### WHAT YOU WILL DO:
Repeat, exactly and completely, the entries shown underneath.

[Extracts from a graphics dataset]
__________________________________________________

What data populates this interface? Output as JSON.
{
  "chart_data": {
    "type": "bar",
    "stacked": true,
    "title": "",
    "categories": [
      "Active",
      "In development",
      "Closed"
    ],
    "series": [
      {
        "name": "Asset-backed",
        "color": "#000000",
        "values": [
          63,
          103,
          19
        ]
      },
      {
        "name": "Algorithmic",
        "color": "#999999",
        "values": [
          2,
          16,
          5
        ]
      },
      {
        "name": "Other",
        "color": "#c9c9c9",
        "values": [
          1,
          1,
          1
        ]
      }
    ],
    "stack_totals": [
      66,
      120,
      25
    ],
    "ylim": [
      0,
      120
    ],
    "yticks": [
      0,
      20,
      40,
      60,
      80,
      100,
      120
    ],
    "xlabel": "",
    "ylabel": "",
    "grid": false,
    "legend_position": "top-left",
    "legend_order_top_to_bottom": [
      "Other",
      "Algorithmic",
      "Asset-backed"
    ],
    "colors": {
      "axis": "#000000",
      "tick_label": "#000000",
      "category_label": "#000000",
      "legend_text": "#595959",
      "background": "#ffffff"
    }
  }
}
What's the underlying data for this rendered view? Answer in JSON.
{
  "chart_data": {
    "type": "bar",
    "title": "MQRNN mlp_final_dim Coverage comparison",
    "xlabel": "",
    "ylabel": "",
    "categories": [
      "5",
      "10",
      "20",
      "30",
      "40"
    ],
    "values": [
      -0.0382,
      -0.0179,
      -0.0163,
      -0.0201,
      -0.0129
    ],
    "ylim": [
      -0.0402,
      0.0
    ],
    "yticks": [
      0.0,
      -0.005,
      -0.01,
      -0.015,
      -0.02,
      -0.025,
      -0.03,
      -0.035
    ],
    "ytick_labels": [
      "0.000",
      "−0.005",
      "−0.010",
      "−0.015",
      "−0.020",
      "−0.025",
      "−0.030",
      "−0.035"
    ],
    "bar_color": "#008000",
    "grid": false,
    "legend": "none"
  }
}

__________________________________________________

### EXERCISE SOLUTION:
What data populates this interface? Output as JSON.
{
  "chart_data": {
    "type": "bar",
    "stacked": true,
    "title": "",
    "categories": [
      "Active",
      "In development",
      "Closed"
    ],
    "series": [
      {
        "name": "Asset-backed",
        "color": "#000000",
        "values": [
          63,
          103,
          19
        ]
      },
      {
        "name": "Algorithmic",
        "color": "#999999",
        "values": [
          2,
          16,
          5
        ]
      },
      {
        "name": "Other",
        "color": "#c9c9c9",
        "values": [
          1,
          1,
          1
        ]
      }
    ],
    "stack_totals": [
      66,
      120,
      25
    ],
    "ylim": [
      0,
      120
    ],
    "yticks": [
      0,
      20,
      40,
      60,
      80,
      100,
      120
    ],
    "xlabel": "",
    "ylabel": "",
    "grid": false,
    "legend_position": "top-left",
    "legend_order_top_to_bottom": [
      "Other",
      "Algorithmic",
      "Asset-backed"
    ],
    "colors": {
      "axis": "#000000",
      "tick_label": "#000000",
      "category_label": "#000000",
      "legend_text": "#595959",
      "background": "#ffffff"
    }
  }
}
What's the underlying data for this rendered view? Answer in JSON.
{
  "chart_data": {
    "type": "bar",
    "title": "MQRNN mlp_final_dim Coverage comparison",
    "xlabel": "",
    "ylabel": "",
    "categories": [
      "5",
      "10",
      "20",
      "30",
      "40"
    ],
    "values": [
      -0.0382,
      -0.0179,
      -0.0163,
      -0.0201,
      -0.0129
    ],
    "ylim": [
      -0.0402,
      0.0
    ],
    "yticks": [
      0.0,
      -0.005,
      -0.01,
      -0.015,
      -0.02,
      -0.025,
      -0.03,
      -0.035
    ],
    "ytick_labels": [
      "0.000",
      "−0.005",
      "−0.010",
      "−0.015",
      "−0.020",
      "−0.025",
      "−0.030",
      "−0.035"
    ],
    "bar_color": "#008000",
    "grid": false,
    "legend": "none"
  }
}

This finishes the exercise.